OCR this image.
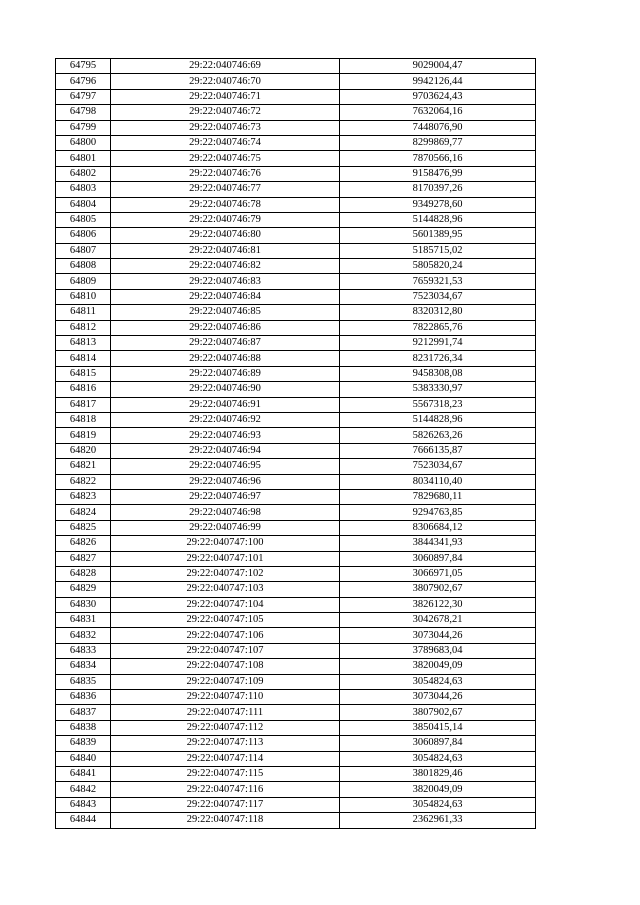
64795	29:22:040746:69	9029004,47
64796	29:22:040746:70	9942126,44
64797	29:22:040746:71	9703624,43
64798	29:22:040746:72	7632064,16
64799	29:22:040746:73	7448076,90
64800	29:22:040746:74	8299869,77
64801	29:22:040746:75	7870566,16
64802	29:22:040746:76	9158476,99
64803	29:22:040746:77	8170397,26
64804	29:22:040746:78	9349278,60
64805	29:22:040746:79	5144828,96
64806	29:22:040746:80	5601389,95
64807	29:22:040746:81	5185715,02
64808	29:22:040746:82	5805820,24
64809	29:22:040746:83	7659321,53
64810	29:22:040746:84	7523034,67
64811	29:22:040746:85	8320312,80
64812	29:22:040746:86	7822865,76
64813	29:22:040746:87	9212991,74
64814	29:22:040746:88	8231726,34
64815	29:22:040746:89	9458308,08
64816	29:22:040746:90	5383330,97
64817	29:22:040746:91	5567318,23
64818	29:22:040746:92	5144828,96
64819	29:22:040746:93	5826263,26
64820	29:22:040746:94	7666135,87
64821	29:22:040746:95	7523034,67
64822	29:22:040746:96	8034110,40
64823	29:22:040746:97	7829680,11
64824	29:22:040746:98	9294763,85
64825	29:22:040746:99	8306684,12
64826	29:22:040747:100	3844341,93
64827	29:22:040747:101	3060897,84
64828	29:22:040747:102	3066971,05
64829	29:22:040747:103	3807902,67
64830	29:22:040747:104	3826122,30
64831	29:22:040747:105	3042678,21
64832	29:22:040747:106	3073044,26
64833	29:22:040747:107	3789683,04
64834	29:22:040747:108	3820049,09
64835	29:22:040747:109	3054824,63
64836	29:22:040747:110	3073044,26
64837	29:22:040747:111	3807902,67
64838	29:22:040747:112	3850415,14
64839	29:22:040747:113	3060897,84
64840	29:22:040747:114	3054824,63
64841	29:22:040747:115	3801829,46
64842	29:22:040747:116	3820049,09
64843	29:22:040747:117	3054824,63
64844	29:22:040747:118	2362961,33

__STATED GOAL__
Write out each entry exactly as given, omitting any picture.

__SOLUTION__
OCR this image.
64795	29:22:040746:69	9029004,47
64796	29:22:040746:70	9942126,44
64797	29:22:040746:71	9703624,43
64798	29:22:040746:72	7632064,16
64799	29:22:040746:73	7448076,90
64800	29:22:040746:74	8299869,77
64801	29:22:040746:75	7870566,16
64802	29:22:040746:76	9158476,99
64803	29:22:040746:77	8170397,26
64804	29:22:040746:78	9349278,60
64805	29:22:040746:79	5144828,96
64806	29:22:040746:80	5601389,95
64807	29:22:040746:81	5185715,02
64808	29:22:040746:82	5805820,24
64809	29:22:040746:83	7659321,53
64810	29:22:040746:84	7523034,67
64811	29:22:040746:85	8320312,80
64812	29:22:040746:86	7822865,76
64813	29:22:040746:87	9212991,74
64814	29:22:040746:88	8231726,34
64815	29:22:040746:89	9458308,08
64816	29:22:040746:90	5383330,97
64817	29:22:040746:91	5567318,23
64818	29:22:040746:92	5144828,96
64819	29:22:040746:93	5826263,26
64820	29:22:040746:94	7666135,87
64821	29:22:040746:95	7523034,67
64822	29:22:040746:96	8034110,40
64823	29:22:040746:97	7829680,11
64824	29:22:040746:98	9294763,85
64825	29:22:040746:99	8306684,12
64826	29:22:040747:100	3844341,93
64827	29:22:040747:101	3060897,84
64828	29:22:040747:102	3066971,05
64829	29:22:040747:103	3807902,67
64830	29:22:040747:104	3826122,30
64831	29:22:040747:105	3042678,21
64832	29:22:040747:106	3073044,26
64833	29:22:040747:107	3789683,04
64834	29:22:040747:108	3820049,09
64835	29:22:040747:109	3054824,63
64836	29:22:040747:110	3073044,26
64837	29:22:040747:111	3807902,67
64838	29:22:040747:112	3850415,14
64839	29:22:040747:113	3060897,84
64840	29:22:040747:114	3054824,63
64841	29:22:040747:115	3801829,46
64842	29:22:040747:116	3820049,09
64843	29:22:040747:117	3054824,63
64844	29:22:040747:118	2362961,33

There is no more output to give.